--- start Data extract ---

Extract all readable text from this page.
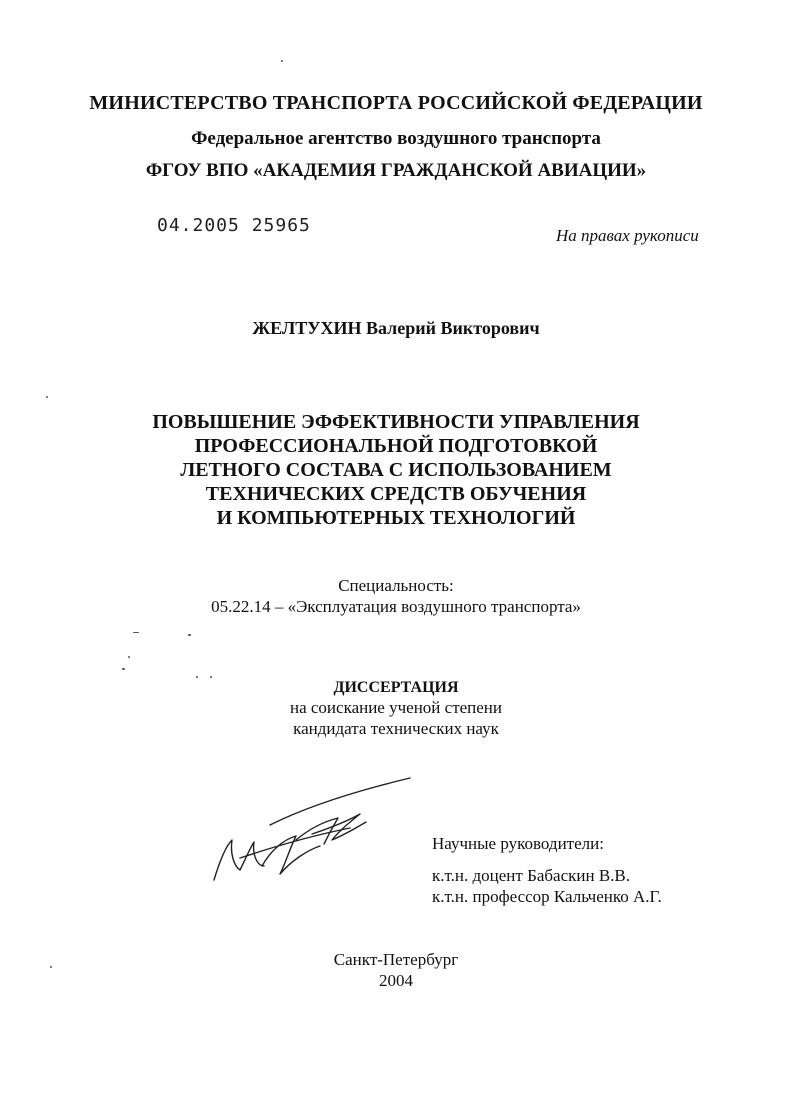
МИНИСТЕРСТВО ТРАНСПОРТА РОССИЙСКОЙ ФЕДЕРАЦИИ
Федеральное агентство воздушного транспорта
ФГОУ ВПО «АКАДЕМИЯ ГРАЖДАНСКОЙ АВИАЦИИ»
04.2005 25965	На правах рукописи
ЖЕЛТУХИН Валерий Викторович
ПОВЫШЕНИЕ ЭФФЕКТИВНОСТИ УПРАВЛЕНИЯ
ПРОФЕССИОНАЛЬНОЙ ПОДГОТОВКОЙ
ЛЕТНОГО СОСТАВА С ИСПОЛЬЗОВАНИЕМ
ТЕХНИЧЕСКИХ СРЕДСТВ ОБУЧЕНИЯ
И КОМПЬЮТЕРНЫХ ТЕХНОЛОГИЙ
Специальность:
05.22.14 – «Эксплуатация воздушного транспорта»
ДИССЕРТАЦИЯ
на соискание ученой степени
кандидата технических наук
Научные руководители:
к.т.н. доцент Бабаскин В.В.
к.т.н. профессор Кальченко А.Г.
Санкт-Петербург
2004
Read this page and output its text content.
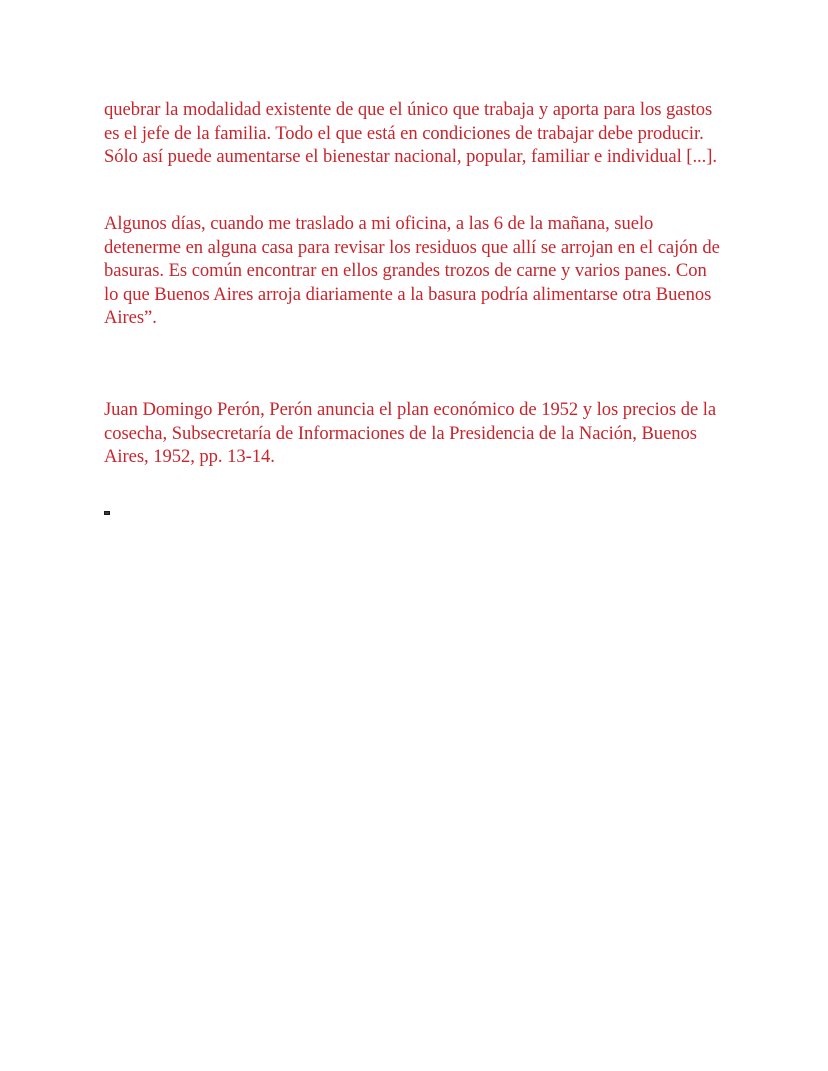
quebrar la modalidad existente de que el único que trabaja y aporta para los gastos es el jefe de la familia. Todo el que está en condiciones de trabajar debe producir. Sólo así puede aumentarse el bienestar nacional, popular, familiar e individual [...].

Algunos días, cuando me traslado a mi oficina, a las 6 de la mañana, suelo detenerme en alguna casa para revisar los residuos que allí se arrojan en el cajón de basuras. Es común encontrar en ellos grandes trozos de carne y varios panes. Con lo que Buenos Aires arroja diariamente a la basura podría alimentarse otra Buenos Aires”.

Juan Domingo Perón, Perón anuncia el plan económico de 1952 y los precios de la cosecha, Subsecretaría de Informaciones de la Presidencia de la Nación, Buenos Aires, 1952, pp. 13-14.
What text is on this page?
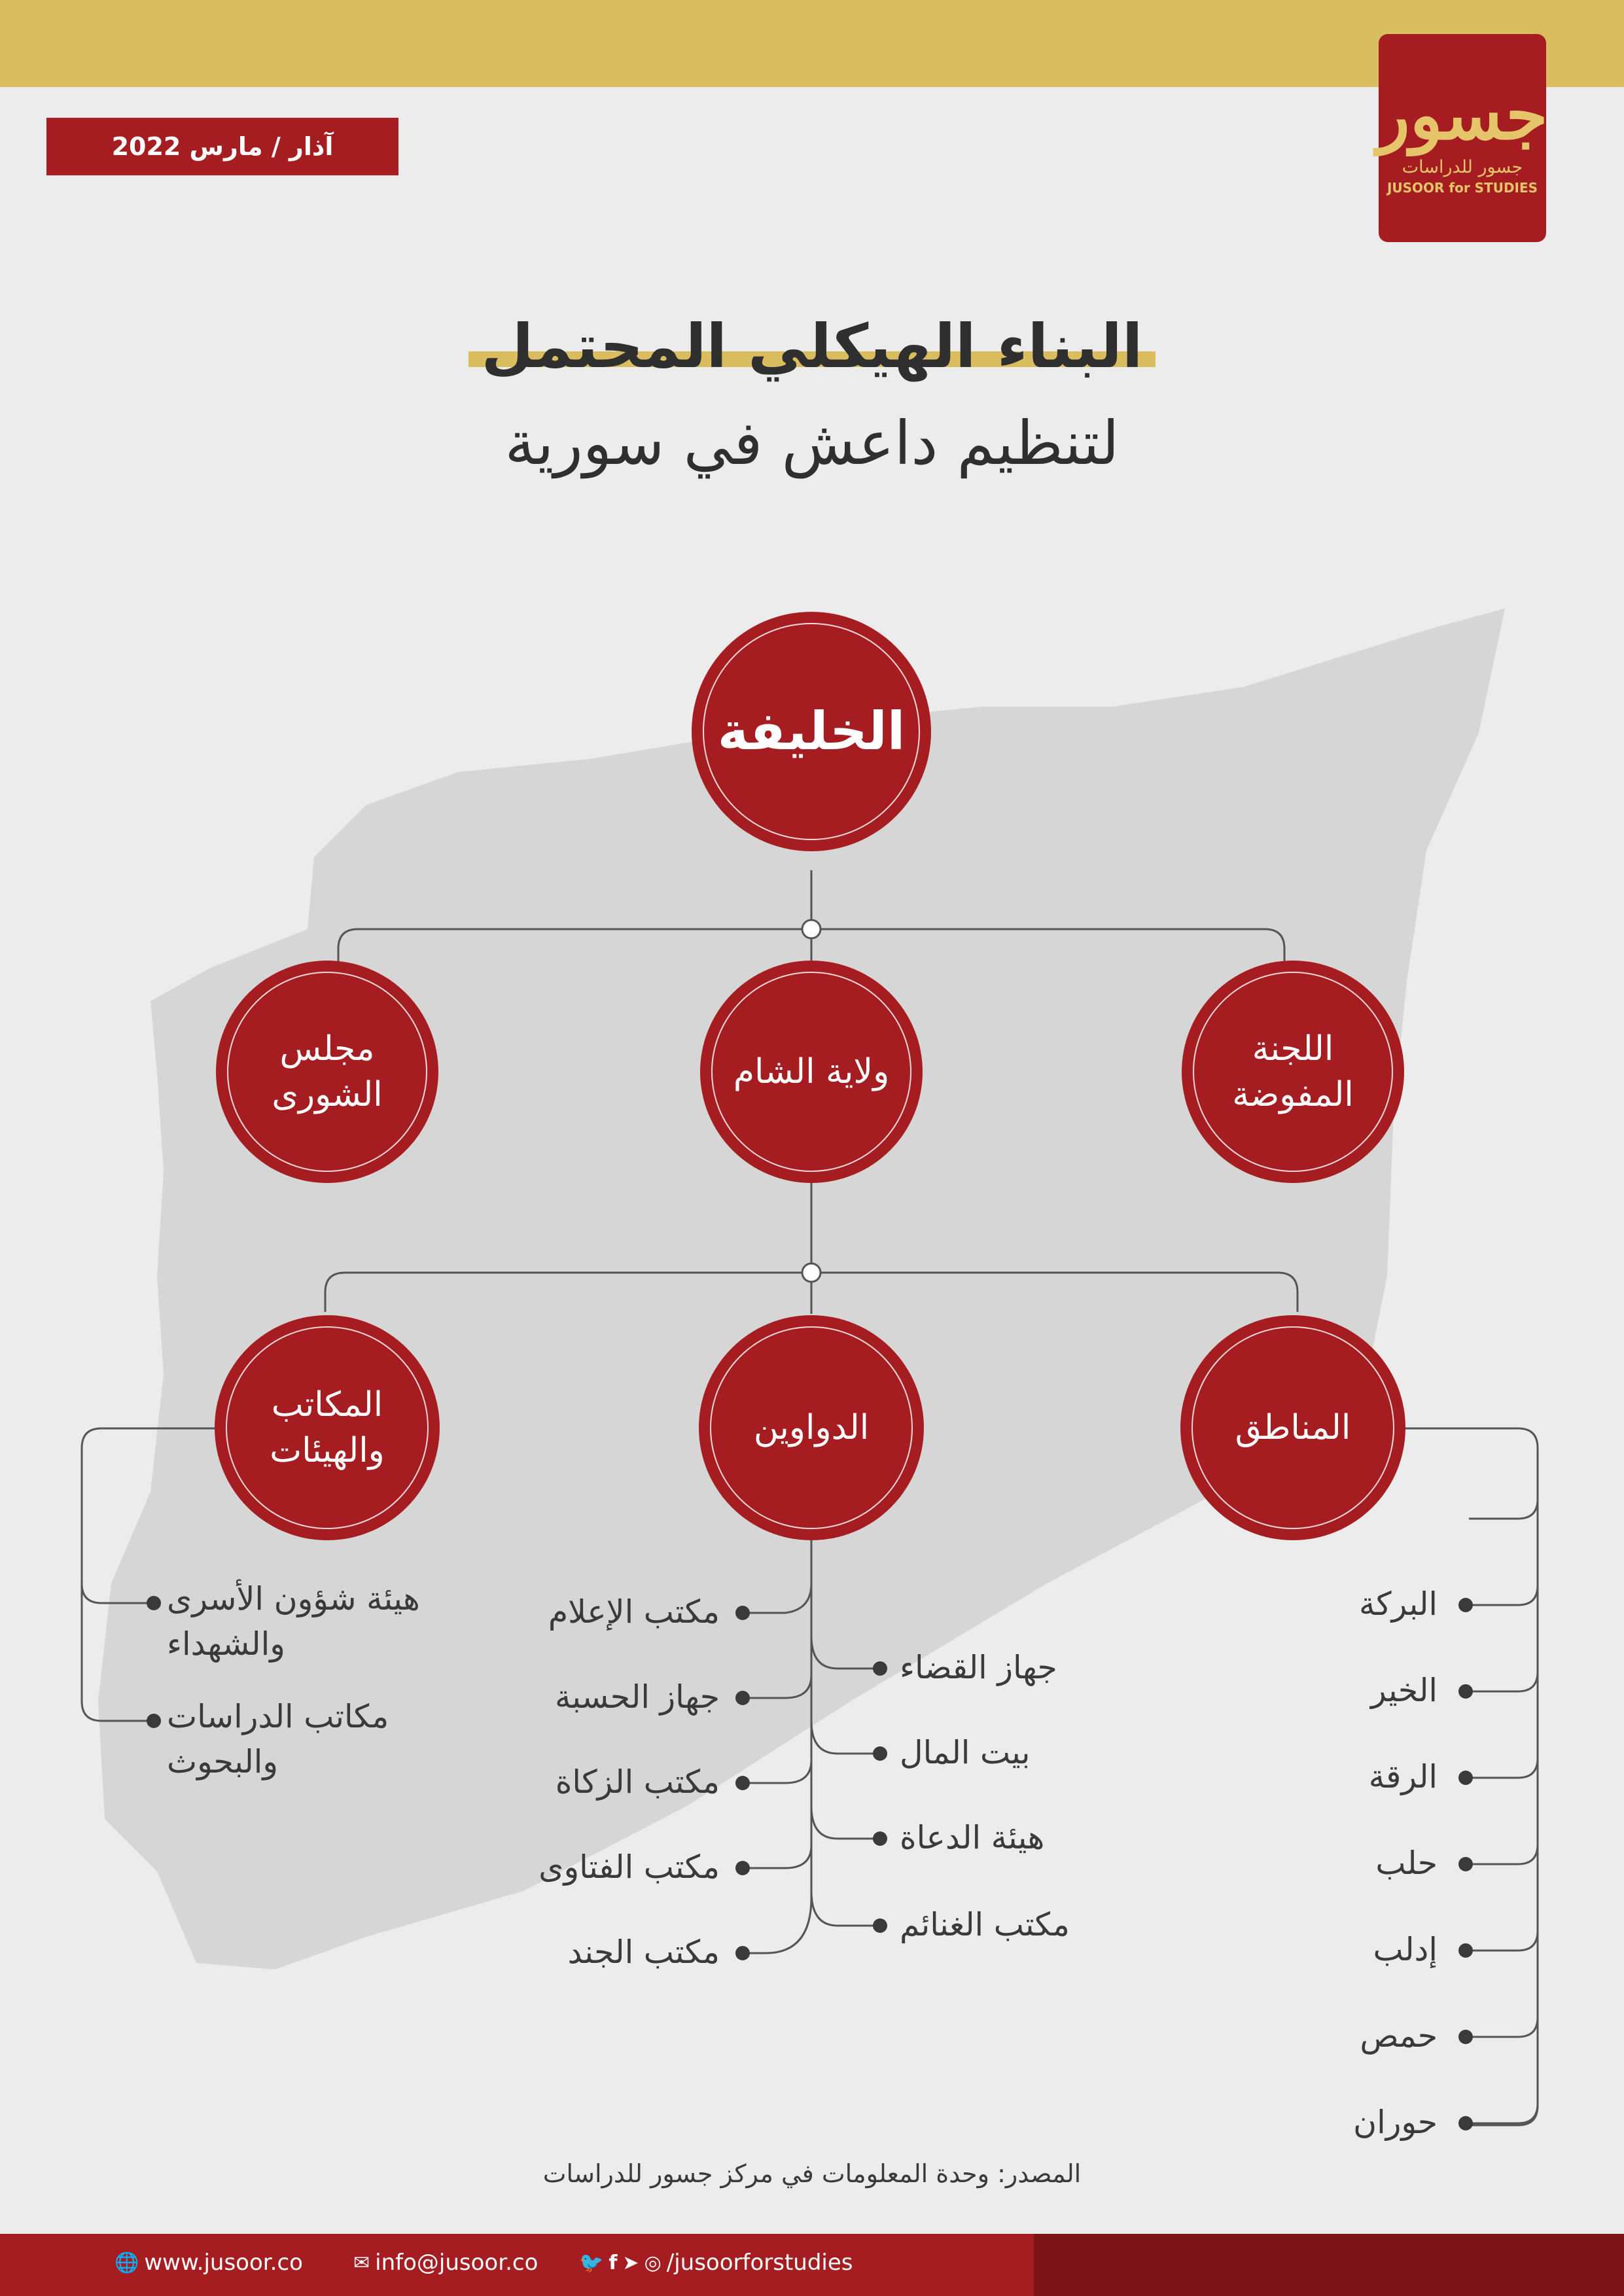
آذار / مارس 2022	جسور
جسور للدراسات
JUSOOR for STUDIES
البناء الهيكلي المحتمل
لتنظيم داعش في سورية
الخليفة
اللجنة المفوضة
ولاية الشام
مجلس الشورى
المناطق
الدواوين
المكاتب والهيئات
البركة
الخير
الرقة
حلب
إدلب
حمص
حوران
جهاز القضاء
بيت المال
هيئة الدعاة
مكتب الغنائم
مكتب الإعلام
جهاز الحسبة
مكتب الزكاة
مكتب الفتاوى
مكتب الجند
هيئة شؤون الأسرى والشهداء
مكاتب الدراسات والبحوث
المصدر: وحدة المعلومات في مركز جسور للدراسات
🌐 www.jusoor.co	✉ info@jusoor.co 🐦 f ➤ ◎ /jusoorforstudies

--- end Data extract ---

Keep the pictures out of your copy, and repeat every entry above exactly.

**Full solution**.
Extract all readable text from this page.
МИНИСТЕРСТВО ТРАНСПОРТА РОССИЙСКОЙ ФЕДЕРАЦИИ
Федеральное агентство воздушного транспорта
ФГОУ ВПО «АКАДЕМИЯ ГРАЖДАНСКОЙ АВИАЦИИ»
04.2005 25965	На правах рукописи
ЖЕЛТУХИН Валерий Викторович
ПОВЫШЕНИЕ ЭФФЕКТИВНОСТИ УПРАВЛЕНИЯ
ПРОФЕССИОНАЛЬНОЙ ПОДГОТОВКОЙ
ЛЕТНОГО СОСТАВА С ИСПОЛЬЗОВАНИЕМ
ТЕХНИЧЕСКИХ СРЕДСТВ ОБУЧЕНИЯ
И КОМПЬЮТЕРНЫХ ТЕХНОЛОГИЙ
Специальность:
05.22.14 – «Эксплуатация воздушного транспорта»
ДИССЕРТАЦИЯ
на соискание ученой степени
кандидата технических наук
Научные руководители:
к.т.н. доцент Бабаскин В.В.
к.т.н. профессор Кальченко А.Г.
Санкт-Петербург
2004
Read this page and output its text content.
quebrar la modalidad existente de que el único que trabaja y aporta para los gastos es el jefe de la familia. Todo el que está en condiciones de trabajar debe producir. Sólo así puede aumentarse el bienestar nacional, popular, familiar e individual [...].

Algunos días, cuando me traslado a mi oficina, a las 6 de la mañana, suelo detenerme en alguna casa para revisar los residuos que allí se arrojan en el cajón de basuras. Es común encontrar en ellos grandes trozos de carne y varios panes. Con lo que Buenos Aires arroja diariamente a la basura podría alimentarse otra Buenos Aires”.

Juan Domingo Perón, Perón anuncia el plan económico de 1952 y los precios de la cosecha, Subsecretaría de Informaciones de la Presidencia de la Nación, Buenos Aires, 1952, pp. 13-14.
What text is on this page?
آذار / مارس 2022	جسور
جسور للدراسات
JUSOOR for STUDIES
البناء الهيكلي المحتمل
لتنظيم داعش في سورية
الخليفة
اللجنة المفوضة
ولاية الشام
مجلس الشورى
المناطق
الدواوين
المكاتب والهيئات
البركة
الخير
الرقة
حلب
إدلب
حمص
حوران
جهاز القضاء
بيت المال
هيئة الدعاة
مكتب الغنائم
مكتب الإعلام
جهاز الحسبة
مكتب الزكاة
مكتب الفتاوى
مكتب الجند
هيئة شؤون الأسرى والشهداء
مكاتب الدراسات والبحوث
المصدر: وحدة المعلومات في مركز جسور للدراسات
🌐 www.jusoor.co	✉ info@jusoor.co 🐦 f ➤ ◎ /jusoorforstudies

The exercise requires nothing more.